▶ _Written problem_
Scan the entries below and extract each line with the word "sistema" in it.

Items listed in a dataset
_ _ _ _
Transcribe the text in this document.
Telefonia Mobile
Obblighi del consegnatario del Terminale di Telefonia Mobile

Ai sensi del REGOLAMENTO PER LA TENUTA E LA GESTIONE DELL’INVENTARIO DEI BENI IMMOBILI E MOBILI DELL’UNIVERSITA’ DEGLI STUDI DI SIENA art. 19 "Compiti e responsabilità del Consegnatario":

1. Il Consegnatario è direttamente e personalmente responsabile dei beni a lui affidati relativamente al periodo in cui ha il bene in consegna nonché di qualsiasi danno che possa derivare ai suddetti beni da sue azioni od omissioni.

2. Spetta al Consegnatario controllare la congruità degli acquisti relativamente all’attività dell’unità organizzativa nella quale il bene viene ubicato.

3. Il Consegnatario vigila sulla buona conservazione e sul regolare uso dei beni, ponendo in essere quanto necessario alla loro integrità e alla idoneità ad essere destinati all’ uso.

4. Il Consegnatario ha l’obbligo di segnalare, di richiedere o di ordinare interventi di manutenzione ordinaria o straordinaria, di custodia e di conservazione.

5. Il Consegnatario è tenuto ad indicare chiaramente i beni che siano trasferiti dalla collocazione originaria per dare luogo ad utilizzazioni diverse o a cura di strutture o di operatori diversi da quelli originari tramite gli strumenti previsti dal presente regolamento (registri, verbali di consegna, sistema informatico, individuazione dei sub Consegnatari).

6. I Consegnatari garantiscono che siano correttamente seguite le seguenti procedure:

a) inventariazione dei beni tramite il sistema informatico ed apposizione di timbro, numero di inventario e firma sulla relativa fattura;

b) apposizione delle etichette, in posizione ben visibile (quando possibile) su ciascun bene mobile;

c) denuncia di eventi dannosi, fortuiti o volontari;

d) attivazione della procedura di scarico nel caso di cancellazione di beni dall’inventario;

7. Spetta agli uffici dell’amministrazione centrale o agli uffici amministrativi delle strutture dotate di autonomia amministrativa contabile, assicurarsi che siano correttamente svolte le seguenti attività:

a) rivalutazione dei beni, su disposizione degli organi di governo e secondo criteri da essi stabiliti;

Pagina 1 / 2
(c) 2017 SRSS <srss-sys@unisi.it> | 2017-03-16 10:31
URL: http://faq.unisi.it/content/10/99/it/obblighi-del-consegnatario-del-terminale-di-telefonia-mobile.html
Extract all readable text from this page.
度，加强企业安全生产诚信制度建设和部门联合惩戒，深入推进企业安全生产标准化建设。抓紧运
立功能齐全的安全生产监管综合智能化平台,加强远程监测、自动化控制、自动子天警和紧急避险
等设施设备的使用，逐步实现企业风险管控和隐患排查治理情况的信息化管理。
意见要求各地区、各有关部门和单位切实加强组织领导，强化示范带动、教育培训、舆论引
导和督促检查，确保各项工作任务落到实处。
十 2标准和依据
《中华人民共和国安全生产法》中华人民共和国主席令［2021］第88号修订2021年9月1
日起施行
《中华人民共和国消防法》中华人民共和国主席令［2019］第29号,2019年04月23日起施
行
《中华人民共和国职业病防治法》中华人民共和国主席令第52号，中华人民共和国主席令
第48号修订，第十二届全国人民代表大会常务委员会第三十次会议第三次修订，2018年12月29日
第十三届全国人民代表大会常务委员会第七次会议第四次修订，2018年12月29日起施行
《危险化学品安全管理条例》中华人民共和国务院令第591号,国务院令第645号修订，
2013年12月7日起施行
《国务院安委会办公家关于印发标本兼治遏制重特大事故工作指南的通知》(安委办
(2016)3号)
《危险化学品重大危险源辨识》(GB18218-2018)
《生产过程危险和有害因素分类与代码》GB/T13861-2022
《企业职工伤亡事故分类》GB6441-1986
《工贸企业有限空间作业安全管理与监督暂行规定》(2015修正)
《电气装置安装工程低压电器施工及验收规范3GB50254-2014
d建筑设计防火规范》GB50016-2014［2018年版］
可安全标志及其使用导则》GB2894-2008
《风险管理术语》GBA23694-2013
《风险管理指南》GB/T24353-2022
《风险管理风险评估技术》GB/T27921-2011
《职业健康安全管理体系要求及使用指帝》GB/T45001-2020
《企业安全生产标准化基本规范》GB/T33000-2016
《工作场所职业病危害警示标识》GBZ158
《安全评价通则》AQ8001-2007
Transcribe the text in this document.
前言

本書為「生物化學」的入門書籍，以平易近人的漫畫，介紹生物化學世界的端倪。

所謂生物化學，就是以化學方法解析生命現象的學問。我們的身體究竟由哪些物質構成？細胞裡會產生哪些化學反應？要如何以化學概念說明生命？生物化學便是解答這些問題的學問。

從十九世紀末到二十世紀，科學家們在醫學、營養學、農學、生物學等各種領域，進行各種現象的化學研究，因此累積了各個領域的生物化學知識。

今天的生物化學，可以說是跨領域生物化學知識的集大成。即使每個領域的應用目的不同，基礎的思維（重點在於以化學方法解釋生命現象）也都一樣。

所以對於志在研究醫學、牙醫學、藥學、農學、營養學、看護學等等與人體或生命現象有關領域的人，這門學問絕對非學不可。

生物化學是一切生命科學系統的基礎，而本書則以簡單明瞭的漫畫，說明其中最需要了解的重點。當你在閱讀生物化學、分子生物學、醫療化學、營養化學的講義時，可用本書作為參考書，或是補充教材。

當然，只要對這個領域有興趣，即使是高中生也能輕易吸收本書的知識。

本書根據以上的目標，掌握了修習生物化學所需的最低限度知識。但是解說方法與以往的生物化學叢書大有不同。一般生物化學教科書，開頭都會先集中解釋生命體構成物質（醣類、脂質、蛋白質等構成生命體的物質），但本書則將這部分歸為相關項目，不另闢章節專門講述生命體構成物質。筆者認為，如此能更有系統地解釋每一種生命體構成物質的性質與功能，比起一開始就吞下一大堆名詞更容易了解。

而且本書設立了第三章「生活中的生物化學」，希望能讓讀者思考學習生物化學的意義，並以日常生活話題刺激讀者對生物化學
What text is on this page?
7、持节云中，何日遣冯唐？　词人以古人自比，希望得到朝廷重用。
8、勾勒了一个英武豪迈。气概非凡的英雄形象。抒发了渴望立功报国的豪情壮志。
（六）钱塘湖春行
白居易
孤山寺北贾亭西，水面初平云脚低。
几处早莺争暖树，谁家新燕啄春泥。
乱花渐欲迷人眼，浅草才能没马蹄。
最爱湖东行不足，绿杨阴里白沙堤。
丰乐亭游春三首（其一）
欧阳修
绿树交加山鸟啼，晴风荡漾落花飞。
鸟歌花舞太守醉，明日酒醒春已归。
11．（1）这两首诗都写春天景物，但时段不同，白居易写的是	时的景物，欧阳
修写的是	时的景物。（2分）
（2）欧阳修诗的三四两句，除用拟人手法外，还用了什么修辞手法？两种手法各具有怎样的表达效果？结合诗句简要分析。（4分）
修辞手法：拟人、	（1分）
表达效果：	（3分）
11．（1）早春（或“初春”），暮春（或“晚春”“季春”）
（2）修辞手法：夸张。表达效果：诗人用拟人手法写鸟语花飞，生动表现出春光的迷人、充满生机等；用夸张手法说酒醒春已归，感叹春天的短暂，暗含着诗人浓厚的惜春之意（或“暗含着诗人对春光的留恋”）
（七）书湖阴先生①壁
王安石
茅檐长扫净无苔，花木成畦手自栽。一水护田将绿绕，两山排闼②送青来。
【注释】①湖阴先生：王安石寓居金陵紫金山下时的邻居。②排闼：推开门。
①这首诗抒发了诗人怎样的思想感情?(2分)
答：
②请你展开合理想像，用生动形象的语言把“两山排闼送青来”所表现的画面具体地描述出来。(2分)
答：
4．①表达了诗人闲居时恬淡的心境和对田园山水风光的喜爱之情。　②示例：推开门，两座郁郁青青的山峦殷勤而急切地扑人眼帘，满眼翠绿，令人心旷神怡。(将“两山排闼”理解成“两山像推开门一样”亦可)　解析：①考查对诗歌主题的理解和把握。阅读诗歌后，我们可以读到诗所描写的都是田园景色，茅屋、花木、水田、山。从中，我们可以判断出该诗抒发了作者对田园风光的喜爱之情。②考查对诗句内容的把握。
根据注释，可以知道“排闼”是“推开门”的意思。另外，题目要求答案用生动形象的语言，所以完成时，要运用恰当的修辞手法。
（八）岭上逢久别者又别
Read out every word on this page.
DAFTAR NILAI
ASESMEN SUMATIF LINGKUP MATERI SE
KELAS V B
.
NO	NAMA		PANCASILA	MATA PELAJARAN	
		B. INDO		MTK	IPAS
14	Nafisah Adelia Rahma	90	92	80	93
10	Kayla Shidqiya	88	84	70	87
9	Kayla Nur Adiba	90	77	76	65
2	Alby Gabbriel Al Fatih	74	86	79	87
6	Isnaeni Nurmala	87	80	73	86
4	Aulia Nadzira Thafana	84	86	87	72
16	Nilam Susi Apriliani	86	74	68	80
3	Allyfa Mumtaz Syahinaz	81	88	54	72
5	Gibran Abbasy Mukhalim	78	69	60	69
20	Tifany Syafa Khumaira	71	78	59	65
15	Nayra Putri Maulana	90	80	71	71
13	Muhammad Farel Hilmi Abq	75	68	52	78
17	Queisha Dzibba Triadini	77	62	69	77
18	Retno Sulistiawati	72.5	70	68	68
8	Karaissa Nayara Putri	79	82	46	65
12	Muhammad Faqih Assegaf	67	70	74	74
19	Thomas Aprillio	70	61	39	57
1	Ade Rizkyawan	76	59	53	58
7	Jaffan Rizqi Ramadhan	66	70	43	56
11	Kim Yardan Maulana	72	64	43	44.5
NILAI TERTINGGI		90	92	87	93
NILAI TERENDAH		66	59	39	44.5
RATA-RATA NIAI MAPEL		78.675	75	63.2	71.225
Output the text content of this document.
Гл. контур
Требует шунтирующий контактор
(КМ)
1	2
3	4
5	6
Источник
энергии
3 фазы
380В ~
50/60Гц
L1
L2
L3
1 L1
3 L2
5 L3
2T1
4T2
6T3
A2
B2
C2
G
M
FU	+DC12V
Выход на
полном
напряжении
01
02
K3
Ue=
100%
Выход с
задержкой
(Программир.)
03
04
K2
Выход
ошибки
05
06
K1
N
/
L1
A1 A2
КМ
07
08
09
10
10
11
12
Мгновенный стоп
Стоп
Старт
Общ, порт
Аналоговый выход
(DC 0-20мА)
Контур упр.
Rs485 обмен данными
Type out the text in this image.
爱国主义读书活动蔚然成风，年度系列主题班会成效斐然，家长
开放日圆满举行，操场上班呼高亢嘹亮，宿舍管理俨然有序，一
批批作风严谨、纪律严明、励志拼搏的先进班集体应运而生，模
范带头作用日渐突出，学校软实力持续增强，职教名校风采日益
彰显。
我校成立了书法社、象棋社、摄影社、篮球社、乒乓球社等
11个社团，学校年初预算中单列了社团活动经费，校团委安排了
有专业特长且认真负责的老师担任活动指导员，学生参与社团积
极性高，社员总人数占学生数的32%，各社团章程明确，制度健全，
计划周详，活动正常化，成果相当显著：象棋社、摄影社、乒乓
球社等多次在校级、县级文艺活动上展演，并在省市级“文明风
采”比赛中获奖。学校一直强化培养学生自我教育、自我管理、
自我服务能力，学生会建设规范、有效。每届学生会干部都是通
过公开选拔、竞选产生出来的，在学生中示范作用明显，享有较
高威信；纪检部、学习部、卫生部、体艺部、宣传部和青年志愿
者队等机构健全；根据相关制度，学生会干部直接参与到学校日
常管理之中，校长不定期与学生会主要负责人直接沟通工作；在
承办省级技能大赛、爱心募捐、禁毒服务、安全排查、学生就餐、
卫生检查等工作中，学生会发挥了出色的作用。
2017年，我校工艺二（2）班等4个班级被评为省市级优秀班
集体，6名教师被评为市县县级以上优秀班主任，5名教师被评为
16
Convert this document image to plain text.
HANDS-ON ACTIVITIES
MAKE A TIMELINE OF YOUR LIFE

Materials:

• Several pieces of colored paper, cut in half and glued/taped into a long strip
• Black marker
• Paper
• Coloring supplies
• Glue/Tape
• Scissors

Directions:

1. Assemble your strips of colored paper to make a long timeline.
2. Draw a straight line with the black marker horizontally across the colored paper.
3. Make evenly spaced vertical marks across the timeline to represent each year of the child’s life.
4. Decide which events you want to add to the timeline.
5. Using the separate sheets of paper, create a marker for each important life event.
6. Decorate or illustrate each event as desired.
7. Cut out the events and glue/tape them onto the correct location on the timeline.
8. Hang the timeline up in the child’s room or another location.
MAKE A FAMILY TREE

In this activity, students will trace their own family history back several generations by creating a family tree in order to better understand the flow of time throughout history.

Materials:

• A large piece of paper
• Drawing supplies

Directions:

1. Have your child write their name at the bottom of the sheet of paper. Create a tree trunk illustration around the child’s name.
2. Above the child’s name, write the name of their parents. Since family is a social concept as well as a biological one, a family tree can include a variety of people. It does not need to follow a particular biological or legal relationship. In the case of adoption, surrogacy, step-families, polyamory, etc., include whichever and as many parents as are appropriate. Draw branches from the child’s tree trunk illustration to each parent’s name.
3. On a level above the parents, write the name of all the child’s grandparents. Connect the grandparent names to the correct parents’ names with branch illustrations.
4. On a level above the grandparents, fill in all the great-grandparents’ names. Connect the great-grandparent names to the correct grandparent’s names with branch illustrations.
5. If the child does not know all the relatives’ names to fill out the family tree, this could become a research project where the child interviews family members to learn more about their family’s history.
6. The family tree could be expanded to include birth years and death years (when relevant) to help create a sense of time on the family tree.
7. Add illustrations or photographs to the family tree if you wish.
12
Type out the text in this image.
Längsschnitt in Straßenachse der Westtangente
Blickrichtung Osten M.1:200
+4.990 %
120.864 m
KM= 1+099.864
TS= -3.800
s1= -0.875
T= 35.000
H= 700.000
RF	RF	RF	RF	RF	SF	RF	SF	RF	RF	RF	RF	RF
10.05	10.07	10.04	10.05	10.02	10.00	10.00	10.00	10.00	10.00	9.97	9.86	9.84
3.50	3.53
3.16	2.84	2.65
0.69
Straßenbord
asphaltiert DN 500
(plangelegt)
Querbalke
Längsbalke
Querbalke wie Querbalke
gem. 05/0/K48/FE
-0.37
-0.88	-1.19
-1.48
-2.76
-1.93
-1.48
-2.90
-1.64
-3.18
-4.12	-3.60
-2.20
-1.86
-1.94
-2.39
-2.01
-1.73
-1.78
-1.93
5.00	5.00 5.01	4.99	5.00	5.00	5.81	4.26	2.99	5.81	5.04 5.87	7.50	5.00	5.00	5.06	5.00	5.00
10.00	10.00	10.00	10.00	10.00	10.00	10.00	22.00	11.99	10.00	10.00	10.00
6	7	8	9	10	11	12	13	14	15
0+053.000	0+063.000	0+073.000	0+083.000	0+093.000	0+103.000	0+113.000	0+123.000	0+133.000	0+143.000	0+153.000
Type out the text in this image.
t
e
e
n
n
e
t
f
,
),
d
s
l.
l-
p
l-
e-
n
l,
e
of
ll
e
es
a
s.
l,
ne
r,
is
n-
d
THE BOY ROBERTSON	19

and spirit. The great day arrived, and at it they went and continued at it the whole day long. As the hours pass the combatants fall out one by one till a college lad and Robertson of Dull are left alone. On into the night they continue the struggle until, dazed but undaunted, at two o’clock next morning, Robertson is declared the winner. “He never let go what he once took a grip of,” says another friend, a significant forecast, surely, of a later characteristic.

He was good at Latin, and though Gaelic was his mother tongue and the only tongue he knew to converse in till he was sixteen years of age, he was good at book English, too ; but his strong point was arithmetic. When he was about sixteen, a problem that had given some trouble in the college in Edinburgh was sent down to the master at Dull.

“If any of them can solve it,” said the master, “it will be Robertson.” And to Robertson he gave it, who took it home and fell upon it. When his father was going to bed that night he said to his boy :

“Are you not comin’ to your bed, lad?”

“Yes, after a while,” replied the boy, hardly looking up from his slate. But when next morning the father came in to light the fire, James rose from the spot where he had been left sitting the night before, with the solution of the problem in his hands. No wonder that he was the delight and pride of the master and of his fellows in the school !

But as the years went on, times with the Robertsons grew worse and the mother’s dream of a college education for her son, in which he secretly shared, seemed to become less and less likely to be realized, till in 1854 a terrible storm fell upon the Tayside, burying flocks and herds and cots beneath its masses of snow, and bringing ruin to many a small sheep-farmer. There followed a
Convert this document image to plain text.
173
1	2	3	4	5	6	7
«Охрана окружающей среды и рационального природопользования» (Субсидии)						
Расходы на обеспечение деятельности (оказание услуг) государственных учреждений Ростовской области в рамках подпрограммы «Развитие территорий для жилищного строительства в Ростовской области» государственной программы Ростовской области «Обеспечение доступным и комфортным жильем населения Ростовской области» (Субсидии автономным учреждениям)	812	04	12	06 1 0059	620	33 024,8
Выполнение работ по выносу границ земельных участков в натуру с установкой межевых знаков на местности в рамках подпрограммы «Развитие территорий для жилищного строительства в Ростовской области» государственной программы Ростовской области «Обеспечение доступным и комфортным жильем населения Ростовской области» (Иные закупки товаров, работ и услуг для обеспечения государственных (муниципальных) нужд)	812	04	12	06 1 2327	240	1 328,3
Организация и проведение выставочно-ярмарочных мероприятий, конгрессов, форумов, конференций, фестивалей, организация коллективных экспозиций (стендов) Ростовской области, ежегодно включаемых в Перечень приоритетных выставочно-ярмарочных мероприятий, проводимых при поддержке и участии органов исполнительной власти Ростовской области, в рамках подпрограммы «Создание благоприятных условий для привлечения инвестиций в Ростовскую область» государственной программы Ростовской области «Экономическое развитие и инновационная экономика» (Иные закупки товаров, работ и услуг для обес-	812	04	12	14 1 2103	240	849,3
_ _ _ _
▶ _Response_
5. Il Consegnatario è tenuto ad indicare chiaramente i beni che siano trasferiti dalla collocazione originaria per dare luogo ad utilizzazioni diverse o a cura di strutture o di operatori diversi da quelli originari tramite gli strumenti previsti dal presente regolamento (registri, verbali di consegna, sistema informatico, individuazione dei sub Consegnatari).
a) inventariazione dei beni tramite il sistema informatico ed apposizione di timbro, numero di inventario e firma sulla relativa fattura;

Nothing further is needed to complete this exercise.